OBJECTIVE: Comb through the entries for "arrow" and pull out each line that holds it.

:::::

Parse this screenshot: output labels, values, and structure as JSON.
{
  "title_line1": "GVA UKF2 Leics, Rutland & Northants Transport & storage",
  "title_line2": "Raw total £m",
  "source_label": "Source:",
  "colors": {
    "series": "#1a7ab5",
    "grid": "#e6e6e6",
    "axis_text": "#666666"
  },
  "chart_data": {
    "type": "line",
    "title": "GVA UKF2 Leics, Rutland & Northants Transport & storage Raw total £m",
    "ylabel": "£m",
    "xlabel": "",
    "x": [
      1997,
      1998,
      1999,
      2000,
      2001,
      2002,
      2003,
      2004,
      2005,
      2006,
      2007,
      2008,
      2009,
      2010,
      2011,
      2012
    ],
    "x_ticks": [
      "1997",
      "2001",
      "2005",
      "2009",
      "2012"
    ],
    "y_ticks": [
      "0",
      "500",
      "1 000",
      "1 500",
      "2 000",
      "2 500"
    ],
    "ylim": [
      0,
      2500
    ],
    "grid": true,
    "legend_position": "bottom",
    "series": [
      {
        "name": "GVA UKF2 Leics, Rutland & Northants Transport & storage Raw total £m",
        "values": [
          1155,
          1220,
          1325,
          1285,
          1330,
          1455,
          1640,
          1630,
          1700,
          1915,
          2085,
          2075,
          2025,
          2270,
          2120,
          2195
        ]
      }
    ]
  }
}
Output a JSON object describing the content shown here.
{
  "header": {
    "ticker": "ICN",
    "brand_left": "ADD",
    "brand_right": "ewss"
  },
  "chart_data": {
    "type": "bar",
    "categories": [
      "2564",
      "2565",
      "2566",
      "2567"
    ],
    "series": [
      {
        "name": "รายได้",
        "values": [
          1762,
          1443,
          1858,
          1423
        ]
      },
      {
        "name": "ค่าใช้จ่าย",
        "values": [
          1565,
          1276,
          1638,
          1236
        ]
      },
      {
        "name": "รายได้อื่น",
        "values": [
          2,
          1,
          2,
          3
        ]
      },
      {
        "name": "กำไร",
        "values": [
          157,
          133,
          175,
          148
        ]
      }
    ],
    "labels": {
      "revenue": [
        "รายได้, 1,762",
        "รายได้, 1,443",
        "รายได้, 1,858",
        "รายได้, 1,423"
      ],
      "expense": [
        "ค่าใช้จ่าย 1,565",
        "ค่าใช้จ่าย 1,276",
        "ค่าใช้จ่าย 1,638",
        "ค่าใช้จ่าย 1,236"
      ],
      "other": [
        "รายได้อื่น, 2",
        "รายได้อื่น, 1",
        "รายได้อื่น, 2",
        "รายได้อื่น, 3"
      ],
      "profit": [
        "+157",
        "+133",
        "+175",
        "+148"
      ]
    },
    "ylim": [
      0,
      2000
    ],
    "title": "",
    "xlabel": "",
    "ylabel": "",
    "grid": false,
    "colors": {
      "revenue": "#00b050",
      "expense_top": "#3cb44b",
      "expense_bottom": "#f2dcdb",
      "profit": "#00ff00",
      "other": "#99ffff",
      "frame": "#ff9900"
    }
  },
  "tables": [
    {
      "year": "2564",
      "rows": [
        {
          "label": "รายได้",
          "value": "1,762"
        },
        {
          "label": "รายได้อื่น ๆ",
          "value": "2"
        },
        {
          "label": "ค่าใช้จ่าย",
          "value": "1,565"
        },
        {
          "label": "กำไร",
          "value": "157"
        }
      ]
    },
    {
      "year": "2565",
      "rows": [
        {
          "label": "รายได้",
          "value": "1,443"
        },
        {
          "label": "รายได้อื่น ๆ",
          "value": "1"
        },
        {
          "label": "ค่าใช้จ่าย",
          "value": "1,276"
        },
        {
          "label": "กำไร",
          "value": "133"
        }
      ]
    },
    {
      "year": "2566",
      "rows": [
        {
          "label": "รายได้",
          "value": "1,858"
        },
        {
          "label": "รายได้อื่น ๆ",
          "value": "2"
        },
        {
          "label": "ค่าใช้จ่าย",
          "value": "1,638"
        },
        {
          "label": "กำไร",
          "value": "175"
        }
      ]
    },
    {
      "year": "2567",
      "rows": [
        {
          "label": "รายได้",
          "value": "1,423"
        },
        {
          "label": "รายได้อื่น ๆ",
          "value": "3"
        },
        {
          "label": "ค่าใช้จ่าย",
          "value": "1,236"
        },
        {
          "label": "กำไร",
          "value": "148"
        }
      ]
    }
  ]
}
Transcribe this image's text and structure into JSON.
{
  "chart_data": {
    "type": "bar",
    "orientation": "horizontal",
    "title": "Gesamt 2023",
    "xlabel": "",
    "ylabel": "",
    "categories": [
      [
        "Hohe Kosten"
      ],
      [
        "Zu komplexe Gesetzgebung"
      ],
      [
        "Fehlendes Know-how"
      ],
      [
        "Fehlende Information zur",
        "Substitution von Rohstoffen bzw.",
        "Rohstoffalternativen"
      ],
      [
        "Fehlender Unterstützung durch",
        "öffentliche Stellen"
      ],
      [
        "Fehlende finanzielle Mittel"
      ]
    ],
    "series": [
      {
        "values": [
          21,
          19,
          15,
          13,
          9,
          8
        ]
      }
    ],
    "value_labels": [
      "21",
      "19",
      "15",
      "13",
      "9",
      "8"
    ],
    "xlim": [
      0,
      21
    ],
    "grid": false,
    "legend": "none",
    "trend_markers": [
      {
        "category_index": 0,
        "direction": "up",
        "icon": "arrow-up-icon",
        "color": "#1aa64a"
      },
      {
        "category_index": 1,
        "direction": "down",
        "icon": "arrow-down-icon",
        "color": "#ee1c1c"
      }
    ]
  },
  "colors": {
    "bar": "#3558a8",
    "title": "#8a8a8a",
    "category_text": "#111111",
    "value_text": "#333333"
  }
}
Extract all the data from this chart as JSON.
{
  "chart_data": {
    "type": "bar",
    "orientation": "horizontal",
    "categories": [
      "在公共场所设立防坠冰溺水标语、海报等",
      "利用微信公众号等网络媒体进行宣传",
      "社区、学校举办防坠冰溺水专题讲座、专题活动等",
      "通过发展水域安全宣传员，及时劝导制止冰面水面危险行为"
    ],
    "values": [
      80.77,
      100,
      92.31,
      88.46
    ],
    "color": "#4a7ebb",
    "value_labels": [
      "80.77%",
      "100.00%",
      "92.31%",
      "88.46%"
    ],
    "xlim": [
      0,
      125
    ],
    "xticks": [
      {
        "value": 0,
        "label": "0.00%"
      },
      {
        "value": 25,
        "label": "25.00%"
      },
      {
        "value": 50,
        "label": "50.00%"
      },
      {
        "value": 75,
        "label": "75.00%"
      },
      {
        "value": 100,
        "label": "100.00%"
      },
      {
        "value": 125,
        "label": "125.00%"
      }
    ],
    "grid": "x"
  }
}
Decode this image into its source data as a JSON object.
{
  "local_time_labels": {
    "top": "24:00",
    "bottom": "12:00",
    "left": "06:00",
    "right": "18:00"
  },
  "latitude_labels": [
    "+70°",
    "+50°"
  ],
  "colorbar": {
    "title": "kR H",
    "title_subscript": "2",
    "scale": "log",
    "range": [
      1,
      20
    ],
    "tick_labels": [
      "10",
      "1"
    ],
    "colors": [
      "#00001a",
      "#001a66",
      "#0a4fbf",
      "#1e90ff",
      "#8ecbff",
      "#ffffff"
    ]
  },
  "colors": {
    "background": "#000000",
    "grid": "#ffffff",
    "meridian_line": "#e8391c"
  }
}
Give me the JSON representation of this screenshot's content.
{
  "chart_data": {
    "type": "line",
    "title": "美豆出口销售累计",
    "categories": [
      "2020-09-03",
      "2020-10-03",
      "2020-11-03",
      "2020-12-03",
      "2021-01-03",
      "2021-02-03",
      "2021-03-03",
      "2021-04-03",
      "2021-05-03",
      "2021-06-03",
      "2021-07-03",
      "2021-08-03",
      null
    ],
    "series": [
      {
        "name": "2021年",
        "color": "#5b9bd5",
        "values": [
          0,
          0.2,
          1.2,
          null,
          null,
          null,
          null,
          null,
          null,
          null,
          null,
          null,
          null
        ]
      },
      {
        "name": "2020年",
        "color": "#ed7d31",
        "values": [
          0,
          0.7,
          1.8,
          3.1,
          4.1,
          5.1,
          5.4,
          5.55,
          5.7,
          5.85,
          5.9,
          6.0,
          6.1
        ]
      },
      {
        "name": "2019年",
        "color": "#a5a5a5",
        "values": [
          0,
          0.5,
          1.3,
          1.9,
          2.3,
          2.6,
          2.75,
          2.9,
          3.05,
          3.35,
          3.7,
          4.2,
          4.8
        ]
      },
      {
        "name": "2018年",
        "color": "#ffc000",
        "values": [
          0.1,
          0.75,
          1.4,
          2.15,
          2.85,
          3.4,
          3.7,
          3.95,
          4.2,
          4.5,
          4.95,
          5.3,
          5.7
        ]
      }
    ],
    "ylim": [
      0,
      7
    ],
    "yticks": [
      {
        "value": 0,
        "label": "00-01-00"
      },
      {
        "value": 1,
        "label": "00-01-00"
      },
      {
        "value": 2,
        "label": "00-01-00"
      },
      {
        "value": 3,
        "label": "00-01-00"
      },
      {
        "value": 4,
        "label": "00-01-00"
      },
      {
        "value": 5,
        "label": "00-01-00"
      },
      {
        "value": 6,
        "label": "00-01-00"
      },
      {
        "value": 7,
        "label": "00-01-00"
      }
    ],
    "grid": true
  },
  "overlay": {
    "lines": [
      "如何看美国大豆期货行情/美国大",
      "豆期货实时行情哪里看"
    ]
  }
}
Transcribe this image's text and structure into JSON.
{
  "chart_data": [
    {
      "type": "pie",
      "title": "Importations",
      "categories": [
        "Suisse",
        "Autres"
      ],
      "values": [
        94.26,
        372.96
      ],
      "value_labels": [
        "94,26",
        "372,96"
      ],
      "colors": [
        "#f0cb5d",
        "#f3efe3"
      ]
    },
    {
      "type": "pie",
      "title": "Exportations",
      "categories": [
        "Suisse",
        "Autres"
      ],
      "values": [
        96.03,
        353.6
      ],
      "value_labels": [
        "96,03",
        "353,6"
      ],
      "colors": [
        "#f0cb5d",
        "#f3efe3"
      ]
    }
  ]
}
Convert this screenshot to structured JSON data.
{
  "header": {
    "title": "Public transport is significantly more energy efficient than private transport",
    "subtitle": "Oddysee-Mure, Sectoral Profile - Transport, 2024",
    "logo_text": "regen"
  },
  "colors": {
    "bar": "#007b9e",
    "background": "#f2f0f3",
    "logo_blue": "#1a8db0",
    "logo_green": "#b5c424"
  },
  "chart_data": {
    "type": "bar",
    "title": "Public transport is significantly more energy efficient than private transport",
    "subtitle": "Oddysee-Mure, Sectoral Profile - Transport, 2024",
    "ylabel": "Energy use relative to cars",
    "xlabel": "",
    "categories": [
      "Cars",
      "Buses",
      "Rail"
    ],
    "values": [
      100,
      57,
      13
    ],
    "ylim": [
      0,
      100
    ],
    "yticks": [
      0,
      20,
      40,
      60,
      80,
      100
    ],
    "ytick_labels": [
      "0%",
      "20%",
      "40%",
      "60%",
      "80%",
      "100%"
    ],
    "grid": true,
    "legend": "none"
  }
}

:::::

OUTPUT FOR THIS TASK:
        "icon": "arrow-up-icon",
        "icon": "arrow-down-icon",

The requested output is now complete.